§ ASSIGNED TASK:
Keeping every line intact, repeat the data word for word.

§ GIVEN RECORDS:

•••

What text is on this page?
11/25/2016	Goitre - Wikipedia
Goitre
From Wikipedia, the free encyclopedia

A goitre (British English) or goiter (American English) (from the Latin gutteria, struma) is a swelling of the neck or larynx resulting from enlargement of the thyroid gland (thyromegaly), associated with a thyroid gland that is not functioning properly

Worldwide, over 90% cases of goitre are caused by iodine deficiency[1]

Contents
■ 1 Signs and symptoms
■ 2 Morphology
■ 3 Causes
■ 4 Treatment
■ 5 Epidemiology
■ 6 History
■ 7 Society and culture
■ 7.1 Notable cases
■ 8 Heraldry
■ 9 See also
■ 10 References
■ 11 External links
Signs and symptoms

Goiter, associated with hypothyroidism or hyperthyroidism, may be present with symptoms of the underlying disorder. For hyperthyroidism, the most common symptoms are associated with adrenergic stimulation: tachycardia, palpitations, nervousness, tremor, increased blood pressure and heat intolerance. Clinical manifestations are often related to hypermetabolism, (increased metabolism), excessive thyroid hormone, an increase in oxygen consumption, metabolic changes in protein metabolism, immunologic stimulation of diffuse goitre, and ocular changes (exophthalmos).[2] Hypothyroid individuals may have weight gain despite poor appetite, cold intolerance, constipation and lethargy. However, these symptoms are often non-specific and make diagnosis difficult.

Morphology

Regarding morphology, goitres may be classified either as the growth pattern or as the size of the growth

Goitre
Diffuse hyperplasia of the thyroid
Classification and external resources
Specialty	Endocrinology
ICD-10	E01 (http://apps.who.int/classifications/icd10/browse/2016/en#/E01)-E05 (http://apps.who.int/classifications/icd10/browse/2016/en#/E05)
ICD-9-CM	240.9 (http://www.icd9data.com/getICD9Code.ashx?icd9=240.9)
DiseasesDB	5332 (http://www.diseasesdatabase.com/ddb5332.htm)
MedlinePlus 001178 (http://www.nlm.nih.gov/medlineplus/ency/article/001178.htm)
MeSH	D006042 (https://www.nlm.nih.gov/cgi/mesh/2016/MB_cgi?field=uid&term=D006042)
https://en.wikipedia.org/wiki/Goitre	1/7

•••

§ EXERCISE OUTPUT:
What text is on this page?
11/25/2016	Goitre - Wikipedia
Goitre
From Wikipedia, the free encyclopedia

A goitre (British English) or goiter (American English) (from the Latin gutteria, struma) is a swelling of the neck or larynx resulting from enlargement of the thyroid gland (thyromegaly), associated with a thyroid gland that is not functioning properly

Worldwide, over 90% cases of goitre are caused by iodine deficiency[1]

Contents
■ 1 Signs and symptoms
■ 2 Morphology
■ 3 Causes
■ 4 Treatment
■ 5 Epidemiology
■ 6 History
■ 7 Society and culture
■ 7.1 Notable cases
■ 8 Heraldry
■ 9 See also
■ 10 References
■ 11 External links
Signs and symptoms

Goiter, associated with hypothyroidism or hyperthyroidism, may be present with symptoms of the underlying disorder. For hyperthyroidism, the most common symptoms are associated with adrenergic stimulation: tachycardia, palpitations, nervousness, tremor, increased blood pressure and heat intolerance. Clinical manifestations are often related to hypermetabolism, (increased metabolism), excessive thyroid hormone, an increase in oxygen consumption, metabolic changes in protein metabolism, immunologic stimulation of diffuse goitre, and ocular changes (exophthalmos).[2] Hypothyroid individuals may have weight gain despite poor appetite, cold intolerance, constipation and lethargy. However, these symptoms are often non-specific and make diagnosis difficult.

Morphology

Regarding morphology, goitres may be classified either as the growth pattern or as the size of the growth

Goitre
Diffuse hyperplasia of the thyroid
Classification and external resources
Specialty	Endocrinology
ICD-10	E01 (http://apps.who.int/classifications/icd10/browse/2016/en#/E01)-E05 (http://apps.who.int/classifications/icd10/browse/2016/en#/E05)
ICD-9-CM	240.9 (http://www.icd9data.com/getICD9Code.ashx?icd9=240.9)
DiseasesDB	5332 (http://www.diseasesdatabase.com/ddb5332.htm)
MedlinePlus 001178 (http://www.nlm.nih.gov/medlineplus/ency/article/001178.htm)
MeSH	D006042 (https://www.nlm.nih.gov/cgi/mesh/2016/MB_cgi?field=uid&term=D006042)
https://en.wikipedia.org/wiki/Goitre	1/7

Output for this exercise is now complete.